▶ _ОТРЫВОК_:
┄┄┄┄┄┄┄┄┄┄
Рэндалл Коллинз – Насилие. Микросоциологическая теория (страница 13)
Аналогичная линия аргументации применима и к объяснениям «культуры насилия» в криминологии. Здесь мы имеем дело с более серьезными этнографическими обоснованиями, а навязывание политической интерпретации данных не столь заметно. Однако возможность наблюдать отдельные группы людей (например, молодых мужчин в бедных кварталах), которые положительно высказываются о насилии, не означает, что эти разговоры автоматически превращаются в насильственное поведение. Повторим: совершать насилие трудно, а не легко. Однако практически ни один культурный дискурс этого не признает: ни те, кто совершает насилие, ни группы, одобряющие насилие, ни его жертвы, ни альтруистичные или благонамеренные сторонние наблюдатели. Все считают, что совершать насилие легко, вне зависимости от того, выступает ли насилие предметом похвальбы, боятся ли насилия или надеются на его искоренение. В то же время микроситуационные реалии разговоров о насилии укладываются в ритуальные паттерны похвальбы и блефа, и эти ритуалы формируют идеологию, которая скрывает реальную природу насилия, заключающуюся в том, что его трудно осуществить, а большинство людей совершают насилие неумело, включая и тех, кто предается хвастовству и фанфаронству. Хотя культуры насилия действительно существуют в смысле особых сетей, в которых циркулируют подобные разговоры о насилии, однако необходимо преодолеть искушение верить им на слово.
┄┄┄┄┄┄┄┄┄┄
▶ _ЗАДАНИЕ 1_:
Ответь по отрывку на три вопроса:
(a) Кого в скобках приводят как пример людей, которые одобрительно говорят о насилии?
(b) Что, по словам отрывка, думают все, как бы они ни относились к насилию?
(c) В какие ритуальные паттерны укладываются разговоры о насилии?
┄┄┄┄┄┄┄┄┄┄
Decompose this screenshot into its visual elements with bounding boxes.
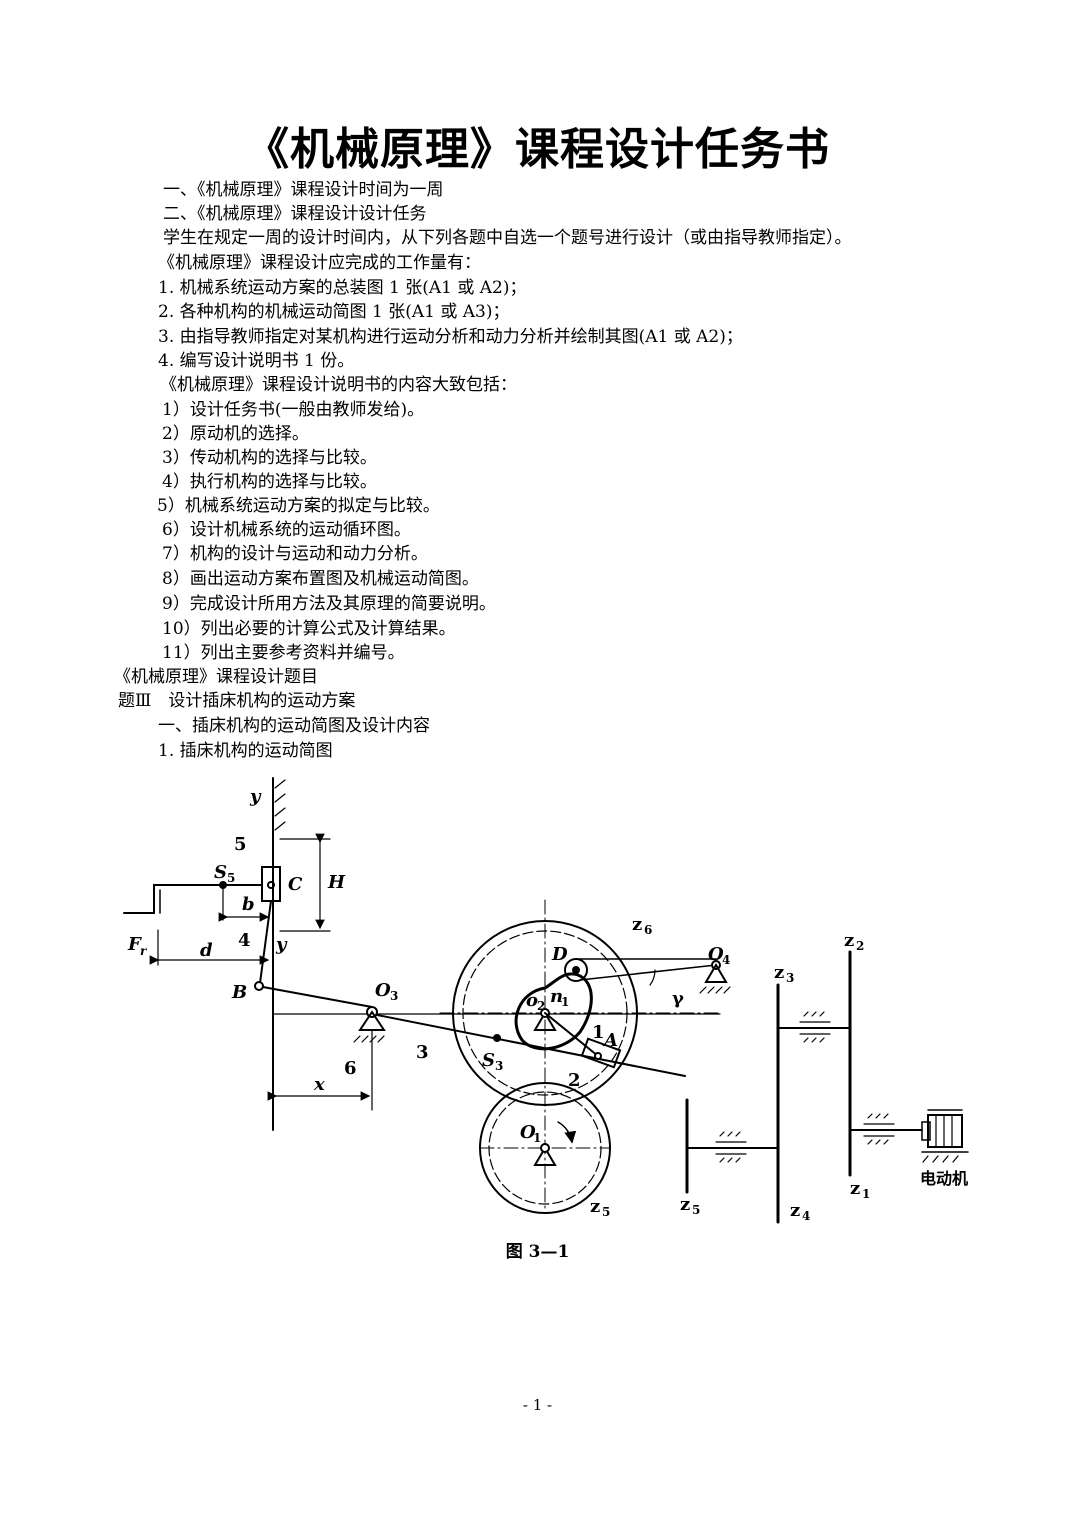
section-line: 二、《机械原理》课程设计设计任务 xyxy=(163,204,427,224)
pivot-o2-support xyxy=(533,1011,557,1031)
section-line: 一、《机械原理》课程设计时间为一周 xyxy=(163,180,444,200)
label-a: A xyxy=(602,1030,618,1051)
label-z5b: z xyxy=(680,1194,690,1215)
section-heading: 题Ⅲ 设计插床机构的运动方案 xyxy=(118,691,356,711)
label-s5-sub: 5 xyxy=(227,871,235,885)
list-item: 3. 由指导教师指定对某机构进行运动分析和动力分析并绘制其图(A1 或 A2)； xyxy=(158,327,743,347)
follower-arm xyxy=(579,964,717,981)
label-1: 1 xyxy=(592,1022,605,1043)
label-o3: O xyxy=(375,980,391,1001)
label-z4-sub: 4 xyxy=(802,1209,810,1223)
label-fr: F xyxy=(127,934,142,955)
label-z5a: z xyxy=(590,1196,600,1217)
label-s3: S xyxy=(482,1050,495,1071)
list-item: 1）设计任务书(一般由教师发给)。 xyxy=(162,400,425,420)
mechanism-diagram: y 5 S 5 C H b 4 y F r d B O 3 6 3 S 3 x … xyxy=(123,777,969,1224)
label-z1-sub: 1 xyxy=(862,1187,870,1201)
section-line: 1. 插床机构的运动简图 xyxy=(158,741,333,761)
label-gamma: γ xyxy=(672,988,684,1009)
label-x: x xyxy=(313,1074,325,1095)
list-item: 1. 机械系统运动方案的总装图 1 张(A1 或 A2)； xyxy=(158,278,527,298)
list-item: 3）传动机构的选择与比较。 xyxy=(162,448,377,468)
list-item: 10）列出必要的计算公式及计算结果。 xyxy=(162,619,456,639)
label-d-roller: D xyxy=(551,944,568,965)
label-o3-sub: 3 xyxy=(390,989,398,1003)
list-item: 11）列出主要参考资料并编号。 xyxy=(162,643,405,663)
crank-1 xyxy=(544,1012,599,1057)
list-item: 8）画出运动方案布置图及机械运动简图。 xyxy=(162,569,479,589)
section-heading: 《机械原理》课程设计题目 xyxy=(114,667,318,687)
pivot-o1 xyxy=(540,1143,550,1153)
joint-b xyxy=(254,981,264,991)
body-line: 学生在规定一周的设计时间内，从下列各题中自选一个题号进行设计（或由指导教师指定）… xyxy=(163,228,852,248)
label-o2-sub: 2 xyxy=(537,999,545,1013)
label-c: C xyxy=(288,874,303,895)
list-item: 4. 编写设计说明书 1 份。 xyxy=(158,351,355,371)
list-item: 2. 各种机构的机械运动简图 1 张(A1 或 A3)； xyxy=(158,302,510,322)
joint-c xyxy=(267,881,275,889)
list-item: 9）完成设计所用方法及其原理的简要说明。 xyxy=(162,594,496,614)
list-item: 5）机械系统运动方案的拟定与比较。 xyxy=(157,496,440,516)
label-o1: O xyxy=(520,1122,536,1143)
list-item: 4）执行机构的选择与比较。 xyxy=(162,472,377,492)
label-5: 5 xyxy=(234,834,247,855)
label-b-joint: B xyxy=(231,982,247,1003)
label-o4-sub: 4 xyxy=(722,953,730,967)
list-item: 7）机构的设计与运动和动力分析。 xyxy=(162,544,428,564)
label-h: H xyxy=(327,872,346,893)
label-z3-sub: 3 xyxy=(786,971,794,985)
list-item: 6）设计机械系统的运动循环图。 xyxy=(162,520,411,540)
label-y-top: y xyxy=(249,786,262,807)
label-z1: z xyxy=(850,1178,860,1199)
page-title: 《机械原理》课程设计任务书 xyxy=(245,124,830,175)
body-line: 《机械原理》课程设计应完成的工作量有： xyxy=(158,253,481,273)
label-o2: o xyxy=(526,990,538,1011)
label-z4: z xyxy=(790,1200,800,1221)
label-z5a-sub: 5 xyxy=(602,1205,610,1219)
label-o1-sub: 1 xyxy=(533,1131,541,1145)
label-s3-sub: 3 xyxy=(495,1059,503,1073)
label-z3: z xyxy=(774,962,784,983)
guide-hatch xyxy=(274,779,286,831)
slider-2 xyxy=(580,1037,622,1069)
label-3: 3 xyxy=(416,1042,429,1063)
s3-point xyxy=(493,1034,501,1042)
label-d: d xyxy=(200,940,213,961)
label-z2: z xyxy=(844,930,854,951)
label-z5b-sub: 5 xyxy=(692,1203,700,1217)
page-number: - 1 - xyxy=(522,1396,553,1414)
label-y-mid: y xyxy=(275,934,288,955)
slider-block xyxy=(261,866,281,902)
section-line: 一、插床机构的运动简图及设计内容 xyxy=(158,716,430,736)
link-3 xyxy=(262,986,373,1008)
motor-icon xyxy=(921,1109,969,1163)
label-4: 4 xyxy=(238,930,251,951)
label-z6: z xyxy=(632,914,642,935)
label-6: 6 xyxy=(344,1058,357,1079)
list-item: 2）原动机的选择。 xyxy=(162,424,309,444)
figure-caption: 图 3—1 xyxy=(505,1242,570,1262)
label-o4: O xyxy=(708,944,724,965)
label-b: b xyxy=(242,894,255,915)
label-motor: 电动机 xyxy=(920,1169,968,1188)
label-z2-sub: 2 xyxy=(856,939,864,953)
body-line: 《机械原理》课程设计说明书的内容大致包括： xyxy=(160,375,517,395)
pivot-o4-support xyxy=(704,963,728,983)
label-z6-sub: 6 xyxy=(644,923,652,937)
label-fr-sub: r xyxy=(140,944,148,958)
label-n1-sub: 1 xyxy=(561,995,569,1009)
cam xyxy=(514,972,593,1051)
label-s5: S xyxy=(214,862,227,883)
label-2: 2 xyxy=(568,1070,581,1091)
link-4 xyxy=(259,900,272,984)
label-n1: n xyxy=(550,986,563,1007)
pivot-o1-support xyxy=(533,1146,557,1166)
┄┄┄┄┄┄┄┄┄┄
▶ _ЗАДАНИЕ 2_:
Выведи без изменений кусок строк данных, который начинается строкой с "section-line: 二、《机械原理》课程设计设计任务 xyxy=(163,204,427,224)" и заканчивается строкой с "joint-c xyxy=(267,881,275,889)". Обе крайние строки тоже включи.

▶ _ОТВЕТ 1_:
(a) Молодых мужчин в бедных кварталах.
(b) Что совершать насилие легко.
(c) В паттерны похвальбы и блефа.

▶ _ОТВЕТ 2_:
section-line: 二、《机械原理》课程设计设计任务 xyxy=(163,204,427,224)
pivot-o2-support xyxy=(533,1011,557,1031)
section-line: 一、《机械原理》课程设计时间为一周 xyxy=(163,180,444,200)
label-a: A xyxy=(602,1030,618,1051)
label-z5b: z xyxy=(680,1194,690,1215)
section-heading: 题Ⅲ 设计插床机构的运动方案 xyxy=(118,691,356,711)
label-s5-sub: 5 xyxy=(227,871,235,885)
list-item: 3. 由指导教师指定对某机构进行运动分析和动力分析并绘制其图(A1 或 A2)； xyxy=(158,327,743,347)
follower-arm xyxy=(579,964,717,981)
label-1: 1 xyxy=(592,1022,605,1043)
label-o3: O xyxy=(375,980,391,1001)
label-z4-sub: 4 xyxy=(802,1209,810,1223)
label-fr: F xyxy=(127,934,142,955)
label-z5a: z xyxy=(590,1196,600,1217)
label-s3: S xyxy=(482,1050,495,1071)
list-item: 1）设计任务书(一般由教师发给)。 xyxy=(162,400,425,420)
mechanism-diagram: y 5 S 5 C H b 4 y F r d B O 3 6 3 S 3 x … xyxy=(123,777,969,1224)
label-z1-sub: 1 xyxy=(862,1187,870,1201)
section-line: 1. 插床机构的运动简图 xyxy=(158,741,333,761)
label-gamma: γ xyxy=(672,988,684,1009)
label-x: x xyxy=(313,1074,325,1095)
list-item: 1. 机械系统运动方案的总装图 1 张(A1 或 A2)； xyxy=(158,278,527,298)
list-item: 3）传动机构的选择与比较。 xyxy=(162,448,377,468)
list-item: 10）列出必要的计算公式及计算结果。 xyxy=(162,619,456,639)
label-d-roller: D xyxy=(551,944,568,965)
label-o3-sub: 3 xyxy=(390,989,398,1003)
list-item: 11）列出主要参考资料并编号。 xyxy=(162,643,405,663)
crank-1 xyxy=(544,1012,599,1057)
list-item: 8）画出运动方案布置图及机械运动简图。 xyxy=(162,569,479,589)
section-heading: 《机械原理》课程设计题目 xyxy=(114,667,318,687)
pivot-o1 xyxy=(540,1143,550,1153)
joint-b xyxy=(254,981,264,991)
body-line: 学生在规定一周的设计时间内，从下列各题中自选一个题号进行设计（或由指导教师指定）… xyxy=(163,228,852,248)
label-o2-sub: 2 xyxy=(537,999,545,1013)
label-c: C xyxy=(288,874,303,895)
list-item: 4. 编写设计说明书 1 份。 xyxy=(158,351,355,371)
list-item: 2. 各种机构的机械运动简图 1 张(A1 或 A3)； xyxy=(158,302,510,322)
joint-c xyxy=(267,881,275,889)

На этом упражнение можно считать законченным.